Exercise directions
Keep only the lines where "Mallory" appears.
* START Records for the task *
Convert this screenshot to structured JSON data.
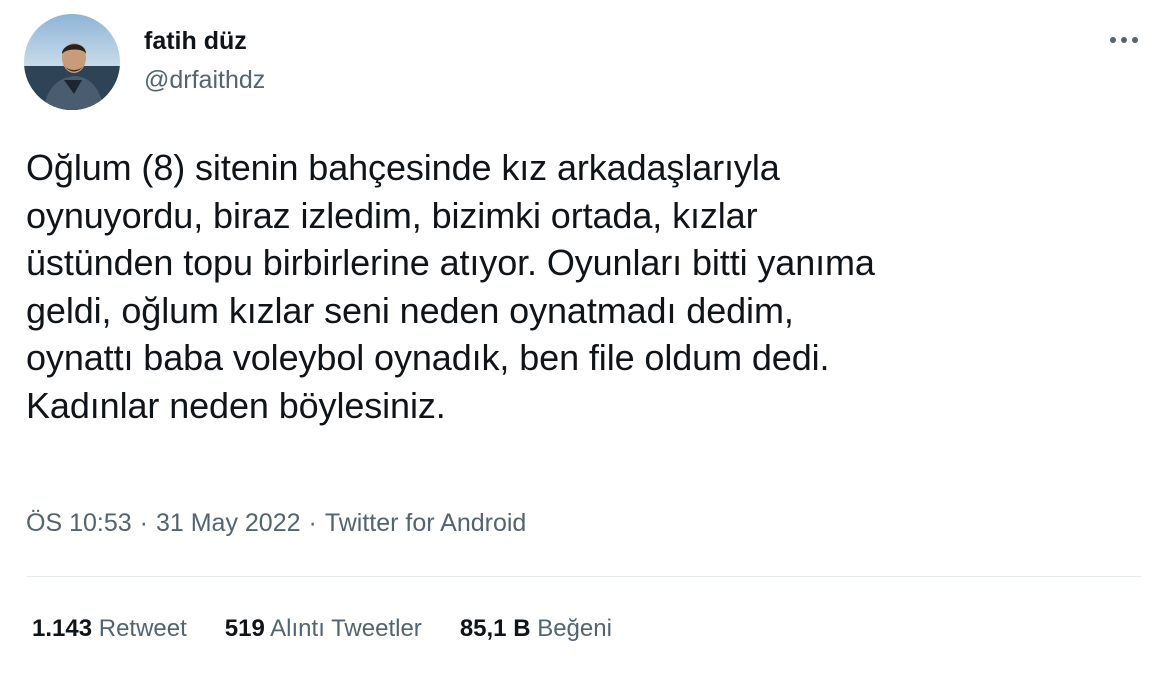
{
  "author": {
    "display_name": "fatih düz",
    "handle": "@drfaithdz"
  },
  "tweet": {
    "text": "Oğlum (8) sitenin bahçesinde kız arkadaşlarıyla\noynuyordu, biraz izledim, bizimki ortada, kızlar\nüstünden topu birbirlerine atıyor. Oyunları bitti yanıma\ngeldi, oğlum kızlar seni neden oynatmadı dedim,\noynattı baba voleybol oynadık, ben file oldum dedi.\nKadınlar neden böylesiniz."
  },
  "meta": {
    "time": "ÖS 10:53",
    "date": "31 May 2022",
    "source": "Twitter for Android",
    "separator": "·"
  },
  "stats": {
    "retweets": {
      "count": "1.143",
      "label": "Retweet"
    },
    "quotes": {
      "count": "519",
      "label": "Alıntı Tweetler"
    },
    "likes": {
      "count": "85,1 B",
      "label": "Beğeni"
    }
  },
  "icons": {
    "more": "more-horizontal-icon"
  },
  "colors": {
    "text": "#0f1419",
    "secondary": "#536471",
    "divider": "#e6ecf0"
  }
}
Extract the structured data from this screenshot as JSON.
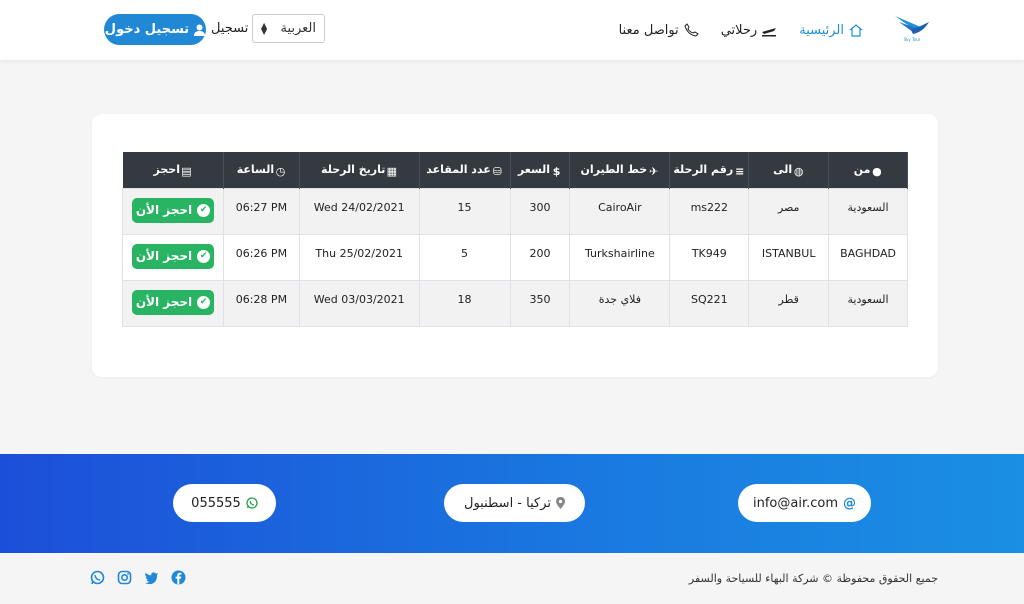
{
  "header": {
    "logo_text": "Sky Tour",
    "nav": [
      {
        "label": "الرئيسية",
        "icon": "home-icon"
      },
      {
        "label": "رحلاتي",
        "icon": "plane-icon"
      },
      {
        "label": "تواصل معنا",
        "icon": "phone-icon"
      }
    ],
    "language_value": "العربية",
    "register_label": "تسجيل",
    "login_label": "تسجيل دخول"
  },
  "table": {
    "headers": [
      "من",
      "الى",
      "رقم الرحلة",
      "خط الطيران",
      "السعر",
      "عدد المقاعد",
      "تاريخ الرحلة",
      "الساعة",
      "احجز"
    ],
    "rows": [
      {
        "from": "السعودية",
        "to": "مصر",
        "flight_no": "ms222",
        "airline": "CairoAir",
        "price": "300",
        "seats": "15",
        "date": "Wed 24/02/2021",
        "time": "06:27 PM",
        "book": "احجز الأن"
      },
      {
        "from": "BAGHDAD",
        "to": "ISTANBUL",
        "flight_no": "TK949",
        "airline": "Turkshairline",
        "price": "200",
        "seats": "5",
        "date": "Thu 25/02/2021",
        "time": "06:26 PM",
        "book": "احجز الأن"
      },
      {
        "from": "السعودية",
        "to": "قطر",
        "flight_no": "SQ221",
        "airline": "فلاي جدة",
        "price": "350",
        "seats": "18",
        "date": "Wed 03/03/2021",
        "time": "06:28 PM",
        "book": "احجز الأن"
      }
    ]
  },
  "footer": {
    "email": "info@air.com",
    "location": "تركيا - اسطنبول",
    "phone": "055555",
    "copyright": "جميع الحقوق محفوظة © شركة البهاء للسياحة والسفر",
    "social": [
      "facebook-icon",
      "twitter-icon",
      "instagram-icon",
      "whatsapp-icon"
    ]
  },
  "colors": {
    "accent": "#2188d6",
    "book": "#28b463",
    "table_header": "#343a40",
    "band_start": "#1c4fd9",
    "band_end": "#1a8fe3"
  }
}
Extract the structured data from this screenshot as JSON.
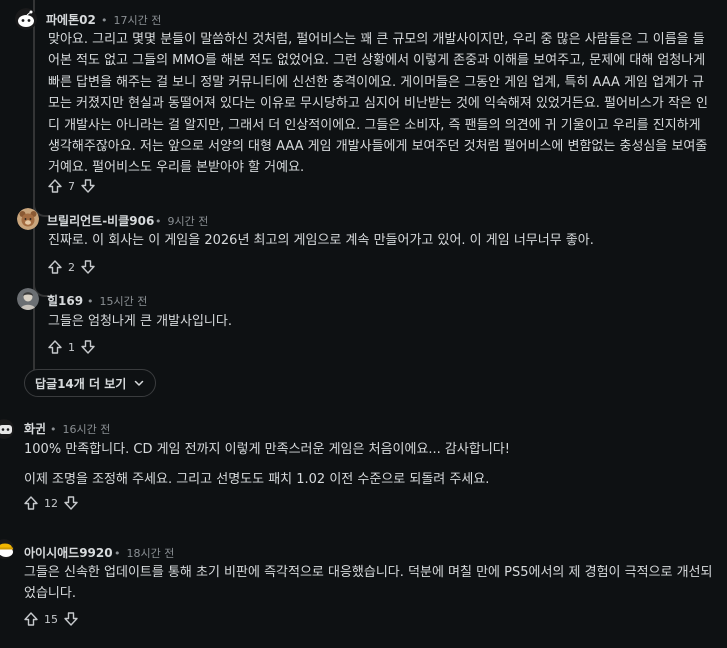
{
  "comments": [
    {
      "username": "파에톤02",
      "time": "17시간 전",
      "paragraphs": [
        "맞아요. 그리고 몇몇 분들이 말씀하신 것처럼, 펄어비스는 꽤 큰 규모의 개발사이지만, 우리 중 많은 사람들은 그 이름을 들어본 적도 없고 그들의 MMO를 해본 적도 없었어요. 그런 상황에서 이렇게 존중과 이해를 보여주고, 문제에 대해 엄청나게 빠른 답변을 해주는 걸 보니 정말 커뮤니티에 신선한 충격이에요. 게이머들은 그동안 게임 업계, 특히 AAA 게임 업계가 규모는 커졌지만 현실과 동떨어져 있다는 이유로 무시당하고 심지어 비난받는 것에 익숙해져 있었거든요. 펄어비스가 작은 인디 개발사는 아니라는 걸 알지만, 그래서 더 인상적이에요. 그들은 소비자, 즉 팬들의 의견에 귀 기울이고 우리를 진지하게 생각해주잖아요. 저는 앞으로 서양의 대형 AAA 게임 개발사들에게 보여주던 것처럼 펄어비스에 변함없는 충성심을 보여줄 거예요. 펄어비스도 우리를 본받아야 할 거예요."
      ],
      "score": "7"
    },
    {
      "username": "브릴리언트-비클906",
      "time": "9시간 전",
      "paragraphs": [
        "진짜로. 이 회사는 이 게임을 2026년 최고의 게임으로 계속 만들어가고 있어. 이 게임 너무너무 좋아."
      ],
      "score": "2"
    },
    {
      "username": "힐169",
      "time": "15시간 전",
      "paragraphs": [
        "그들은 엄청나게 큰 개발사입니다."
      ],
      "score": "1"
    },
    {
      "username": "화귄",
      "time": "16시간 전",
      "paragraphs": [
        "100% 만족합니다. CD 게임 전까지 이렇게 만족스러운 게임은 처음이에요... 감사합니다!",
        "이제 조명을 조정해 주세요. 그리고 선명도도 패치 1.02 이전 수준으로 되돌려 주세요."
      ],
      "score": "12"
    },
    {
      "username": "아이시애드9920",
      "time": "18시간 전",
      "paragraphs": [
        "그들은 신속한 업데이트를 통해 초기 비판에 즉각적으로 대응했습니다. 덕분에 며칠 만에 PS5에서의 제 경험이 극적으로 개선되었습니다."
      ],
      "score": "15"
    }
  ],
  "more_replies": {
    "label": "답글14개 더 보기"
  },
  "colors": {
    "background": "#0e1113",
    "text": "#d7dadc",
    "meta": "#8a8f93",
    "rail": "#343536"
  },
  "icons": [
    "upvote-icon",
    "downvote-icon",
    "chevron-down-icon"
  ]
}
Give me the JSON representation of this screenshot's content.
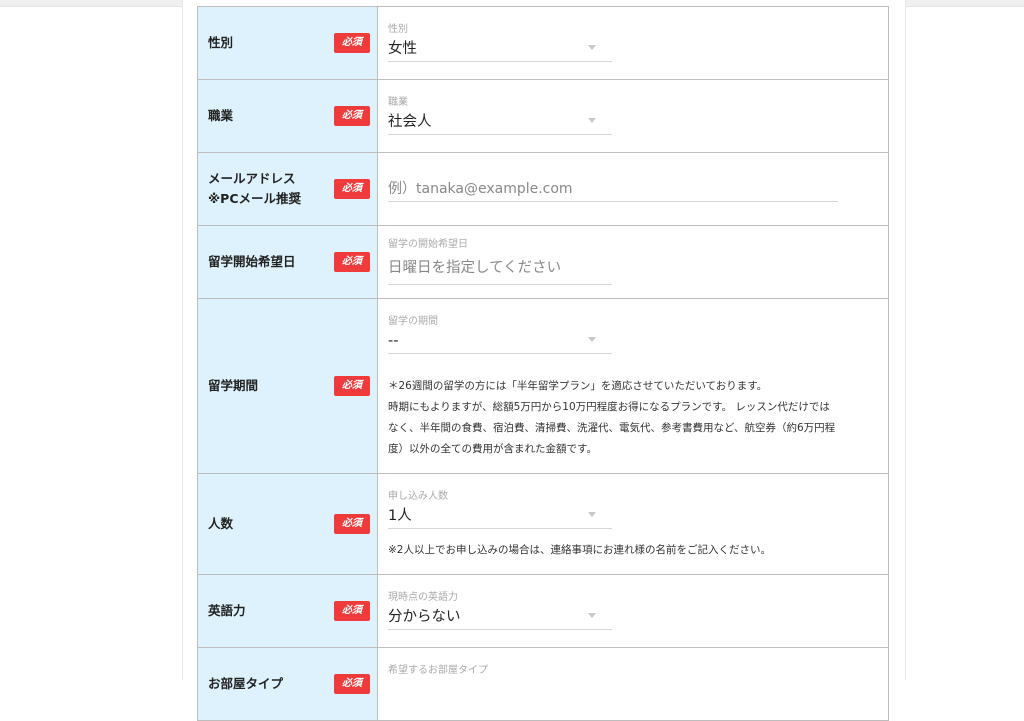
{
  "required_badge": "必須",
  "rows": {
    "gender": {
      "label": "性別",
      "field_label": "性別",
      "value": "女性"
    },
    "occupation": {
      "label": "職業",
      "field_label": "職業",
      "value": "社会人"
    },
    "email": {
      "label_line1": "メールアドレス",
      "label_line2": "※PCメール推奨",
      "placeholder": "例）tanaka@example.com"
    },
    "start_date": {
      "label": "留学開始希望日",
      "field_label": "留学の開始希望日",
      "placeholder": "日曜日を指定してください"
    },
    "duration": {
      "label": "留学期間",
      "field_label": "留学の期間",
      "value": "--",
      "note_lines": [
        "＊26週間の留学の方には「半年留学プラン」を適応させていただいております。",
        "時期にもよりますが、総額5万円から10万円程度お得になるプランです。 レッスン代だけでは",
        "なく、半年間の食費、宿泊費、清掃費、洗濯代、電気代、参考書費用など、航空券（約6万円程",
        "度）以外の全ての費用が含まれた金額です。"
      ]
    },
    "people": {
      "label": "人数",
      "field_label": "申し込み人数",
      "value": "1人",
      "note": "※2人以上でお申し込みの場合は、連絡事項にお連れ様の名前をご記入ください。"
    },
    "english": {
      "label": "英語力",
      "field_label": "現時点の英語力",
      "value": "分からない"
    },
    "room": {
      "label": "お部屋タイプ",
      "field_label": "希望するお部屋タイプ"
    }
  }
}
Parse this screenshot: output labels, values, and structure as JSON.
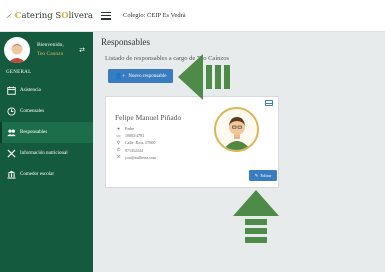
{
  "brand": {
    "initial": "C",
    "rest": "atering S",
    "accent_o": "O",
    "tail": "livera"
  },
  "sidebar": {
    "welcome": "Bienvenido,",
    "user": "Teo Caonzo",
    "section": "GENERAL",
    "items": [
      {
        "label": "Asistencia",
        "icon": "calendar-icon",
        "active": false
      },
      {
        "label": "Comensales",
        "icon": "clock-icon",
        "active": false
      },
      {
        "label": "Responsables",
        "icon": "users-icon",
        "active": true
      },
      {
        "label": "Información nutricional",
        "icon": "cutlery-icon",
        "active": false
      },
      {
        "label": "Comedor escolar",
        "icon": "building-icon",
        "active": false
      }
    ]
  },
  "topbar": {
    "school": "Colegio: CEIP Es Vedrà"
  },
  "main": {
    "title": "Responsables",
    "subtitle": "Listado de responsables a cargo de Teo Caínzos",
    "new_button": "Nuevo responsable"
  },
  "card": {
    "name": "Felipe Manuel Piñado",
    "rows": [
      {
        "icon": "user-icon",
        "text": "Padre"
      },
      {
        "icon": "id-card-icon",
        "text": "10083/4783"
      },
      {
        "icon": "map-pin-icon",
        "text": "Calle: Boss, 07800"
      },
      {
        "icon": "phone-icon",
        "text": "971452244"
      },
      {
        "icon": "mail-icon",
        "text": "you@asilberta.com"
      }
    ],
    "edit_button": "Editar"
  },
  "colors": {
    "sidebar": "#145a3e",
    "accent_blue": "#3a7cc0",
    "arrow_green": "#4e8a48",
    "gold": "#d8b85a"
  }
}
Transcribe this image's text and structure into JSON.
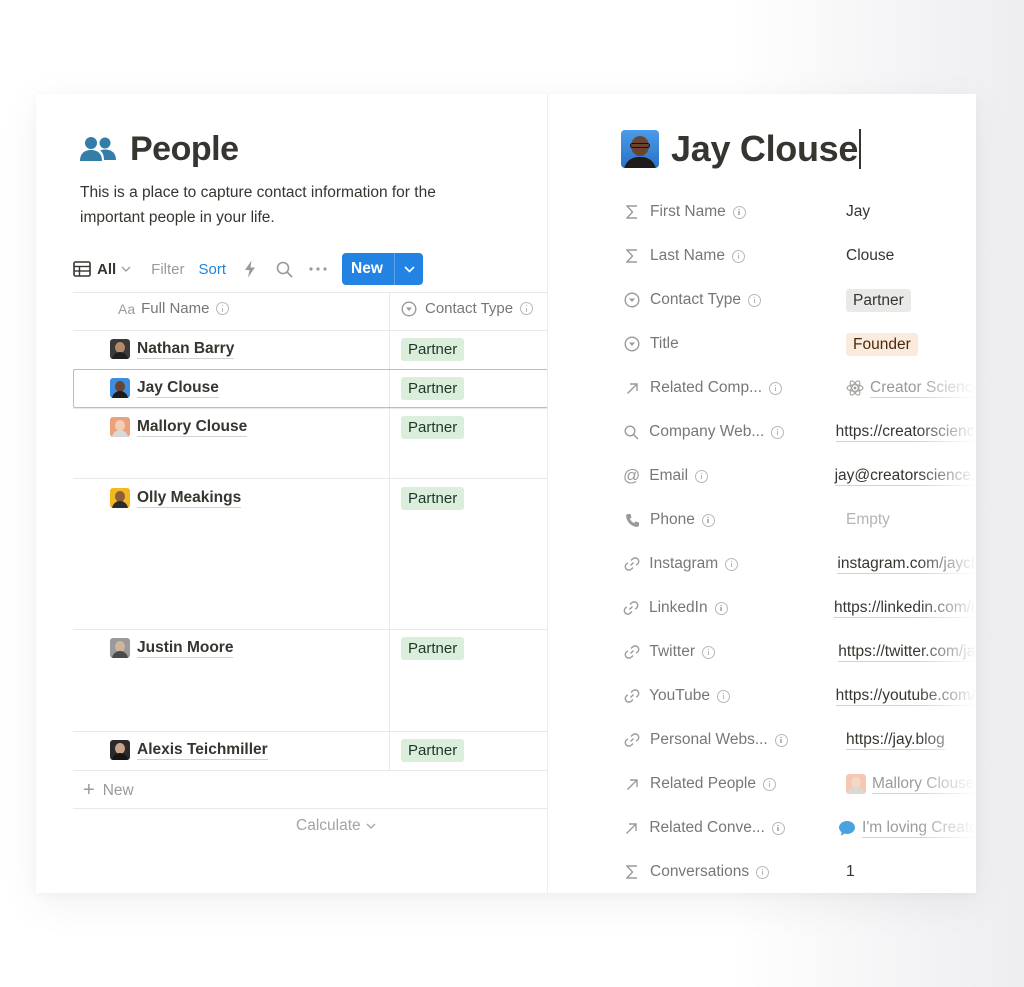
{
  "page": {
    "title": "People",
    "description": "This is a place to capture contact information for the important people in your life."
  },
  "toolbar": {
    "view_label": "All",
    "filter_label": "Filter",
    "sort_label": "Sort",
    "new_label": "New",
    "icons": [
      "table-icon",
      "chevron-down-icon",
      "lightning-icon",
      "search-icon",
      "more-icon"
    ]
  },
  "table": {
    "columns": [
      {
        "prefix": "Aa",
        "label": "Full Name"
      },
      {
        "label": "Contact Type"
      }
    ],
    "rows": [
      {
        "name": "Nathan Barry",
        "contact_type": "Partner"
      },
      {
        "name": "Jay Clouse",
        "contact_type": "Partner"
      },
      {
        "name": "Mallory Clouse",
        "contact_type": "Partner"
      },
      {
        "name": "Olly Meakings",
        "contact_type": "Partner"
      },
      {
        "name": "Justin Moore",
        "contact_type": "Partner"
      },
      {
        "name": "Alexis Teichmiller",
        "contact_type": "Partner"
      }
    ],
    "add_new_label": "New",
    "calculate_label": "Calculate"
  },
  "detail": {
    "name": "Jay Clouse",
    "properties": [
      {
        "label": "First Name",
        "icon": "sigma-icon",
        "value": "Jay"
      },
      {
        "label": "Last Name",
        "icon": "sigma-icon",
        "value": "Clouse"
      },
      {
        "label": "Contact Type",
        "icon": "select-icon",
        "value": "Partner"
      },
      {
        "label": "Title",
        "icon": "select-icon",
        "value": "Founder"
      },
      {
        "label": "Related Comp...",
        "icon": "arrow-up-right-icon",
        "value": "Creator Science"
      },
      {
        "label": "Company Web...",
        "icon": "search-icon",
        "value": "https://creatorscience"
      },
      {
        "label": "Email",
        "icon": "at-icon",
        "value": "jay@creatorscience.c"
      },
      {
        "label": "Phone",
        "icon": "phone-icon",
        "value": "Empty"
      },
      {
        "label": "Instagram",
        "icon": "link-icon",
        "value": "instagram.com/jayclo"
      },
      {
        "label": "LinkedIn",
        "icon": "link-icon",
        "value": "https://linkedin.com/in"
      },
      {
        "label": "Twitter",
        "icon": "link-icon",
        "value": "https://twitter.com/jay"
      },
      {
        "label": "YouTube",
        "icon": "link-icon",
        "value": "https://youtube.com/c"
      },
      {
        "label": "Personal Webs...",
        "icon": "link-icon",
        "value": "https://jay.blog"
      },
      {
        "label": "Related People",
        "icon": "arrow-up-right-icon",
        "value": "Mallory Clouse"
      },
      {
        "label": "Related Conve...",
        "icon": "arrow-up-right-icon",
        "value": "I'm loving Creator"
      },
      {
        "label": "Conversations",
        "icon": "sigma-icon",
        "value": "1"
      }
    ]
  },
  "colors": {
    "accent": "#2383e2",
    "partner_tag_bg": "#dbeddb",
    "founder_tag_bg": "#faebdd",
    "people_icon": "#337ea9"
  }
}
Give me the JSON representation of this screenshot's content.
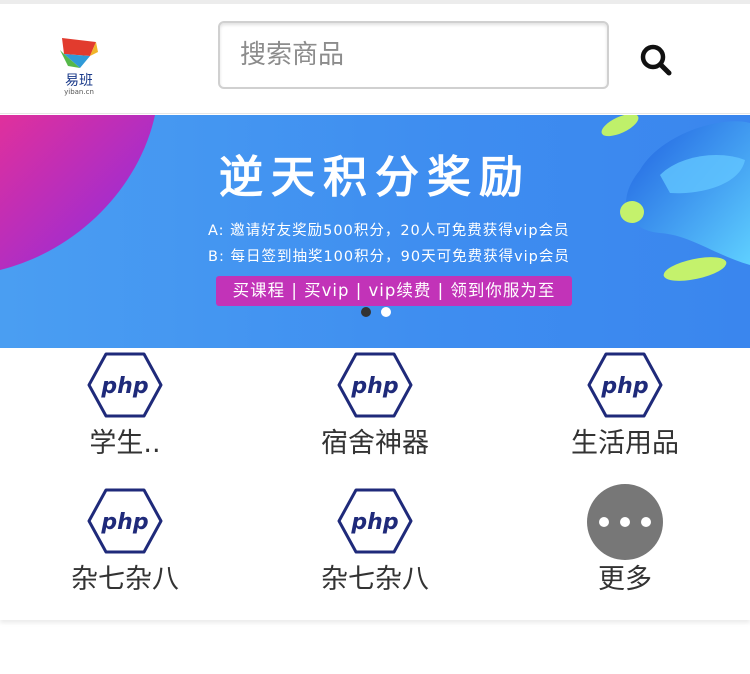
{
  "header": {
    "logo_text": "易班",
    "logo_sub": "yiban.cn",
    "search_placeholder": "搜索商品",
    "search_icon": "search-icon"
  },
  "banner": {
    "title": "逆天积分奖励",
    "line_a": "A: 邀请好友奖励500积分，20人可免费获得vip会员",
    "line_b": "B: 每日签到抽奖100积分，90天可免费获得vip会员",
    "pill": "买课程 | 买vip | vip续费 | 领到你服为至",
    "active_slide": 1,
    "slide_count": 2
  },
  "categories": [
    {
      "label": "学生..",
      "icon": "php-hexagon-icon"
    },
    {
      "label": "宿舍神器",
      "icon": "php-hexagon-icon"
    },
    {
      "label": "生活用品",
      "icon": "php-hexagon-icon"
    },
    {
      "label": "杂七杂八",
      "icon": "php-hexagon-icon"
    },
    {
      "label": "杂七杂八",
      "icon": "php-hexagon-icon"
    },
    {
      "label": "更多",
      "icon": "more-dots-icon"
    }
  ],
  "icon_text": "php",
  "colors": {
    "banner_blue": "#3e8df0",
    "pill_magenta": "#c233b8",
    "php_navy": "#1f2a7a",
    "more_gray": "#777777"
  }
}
* END Records for the task *
Expected answer
        "name": "Mallory Clouse",
        "value": "Mallory Clouse"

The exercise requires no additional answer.